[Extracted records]
======

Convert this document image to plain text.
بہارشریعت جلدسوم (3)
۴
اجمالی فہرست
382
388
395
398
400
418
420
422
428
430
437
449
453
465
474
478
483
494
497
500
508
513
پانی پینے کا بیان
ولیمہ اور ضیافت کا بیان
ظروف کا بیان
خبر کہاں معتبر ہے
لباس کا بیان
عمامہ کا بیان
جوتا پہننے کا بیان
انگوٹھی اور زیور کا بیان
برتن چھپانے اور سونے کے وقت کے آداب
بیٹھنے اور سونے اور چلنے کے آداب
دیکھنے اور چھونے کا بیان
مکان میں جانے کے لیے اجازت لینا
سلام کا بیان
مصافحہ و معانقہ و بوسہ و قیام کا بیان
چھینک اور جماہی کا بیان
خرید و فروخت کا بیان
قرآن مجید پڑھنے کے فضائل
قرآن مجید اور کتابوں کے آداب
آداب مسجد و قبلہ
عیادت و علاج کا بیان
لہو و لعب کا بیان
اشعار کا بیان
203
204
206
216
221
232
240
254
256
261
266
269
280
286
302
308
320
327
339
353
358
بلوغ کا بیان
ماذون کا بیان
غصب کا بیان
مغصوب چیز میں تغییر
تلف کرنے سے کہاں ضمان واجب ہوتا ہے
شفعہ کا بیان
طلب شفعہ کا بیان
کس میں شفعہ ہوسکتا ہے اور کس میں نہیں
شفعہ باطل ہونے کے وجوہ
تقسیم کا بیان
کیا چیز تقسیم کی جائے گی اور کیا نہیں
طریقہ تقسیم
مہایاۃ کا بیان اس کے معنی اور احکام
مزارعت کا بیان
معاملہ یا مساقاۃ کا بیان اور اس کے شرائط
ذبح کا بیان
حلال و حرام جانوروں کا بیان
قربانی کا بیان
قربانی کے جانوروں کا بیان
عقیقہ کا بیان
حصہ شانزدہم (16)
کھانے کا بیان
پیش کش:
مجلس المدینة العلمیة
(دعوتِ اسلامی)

======

◆ Task objective ◆
Repeat the listing exactly, from its first line to its last.

◆ Answer to the exercise ◆
Convert this document image to plain text.
بہارشریعت جلدسوم (3)
۴
اجمالی فہرست
382
388
395
398
400
418
420
422
428
430
437
449
453
465
474
478
483
494
497
500
508
513
پانی پینے کا بیان
ولیمہ اور ضیافت کا بیان
ظروف کا بیان
خبر کہاں معتبر ہے
لباس کا بیان
عمامہ کا بیان
جوتا پہننے کا بیان
انگوٹھی اور زیور کا بیان
برتن چھپانے اور سونے کے وقت کے آداب
بیٹھنے اور سونے اور چلنے کے آداب
دیکھنے اور چھونے کا بیان
مکان میں جانے کے لیے اجازت لینا
سلام کا بیان
مصافحہ و معانقہ و بوسہ و قیام کا بیان
چھینک اور جماہی کا بیان
خرید و فروخت کا بیان
قرآن مجید پڑھنے کے فضائل
قرآن مجید اور کتابوں کے آداب
آداب مسجد و قبلہ
عیادت و علاج کا بیان
لہو و لعب کا بیان
اشعار کا بیان
203
204
206
216
221
232
240
254
256
261
266
269
280
286
302
308
320
327
339
353
358
بلوغ کا بیان
ماذون کا بیان
غصب کا بیان
مغصوب چیز میں تغییر
تلف کرنے سے کہاں ضمان واجب ہوتا ہے
شفعہ کا بیان
طلب شفعہ کا بیان
کس میں شفعہ ہوسکتا ہے اور کس میں نہیں
شفعہ باطل ہونے کے وجوہ
تقسیم کا بیان
کیا چیز تقسیم کی جائے گی اور کیا نہیں
طریقہ تقسیم
مہایاۃ کا بیان اس کے معنی اور احکام
مزارعت کا بیان
معاملہ یا مساقاۃ کا بیان اور اس کے شرائط
ذبح کا بیان
حلال و حرام جانوروں کا بیان
قربانی کا بیان
قربانی کے جانوروں کا بیان
عقیقہ کا بیان
حصہ شانزدہم (16)
کھانے کا بیان
پیش کش:
مجلس المدینة العلمیة
(دعوتِ اسلامی)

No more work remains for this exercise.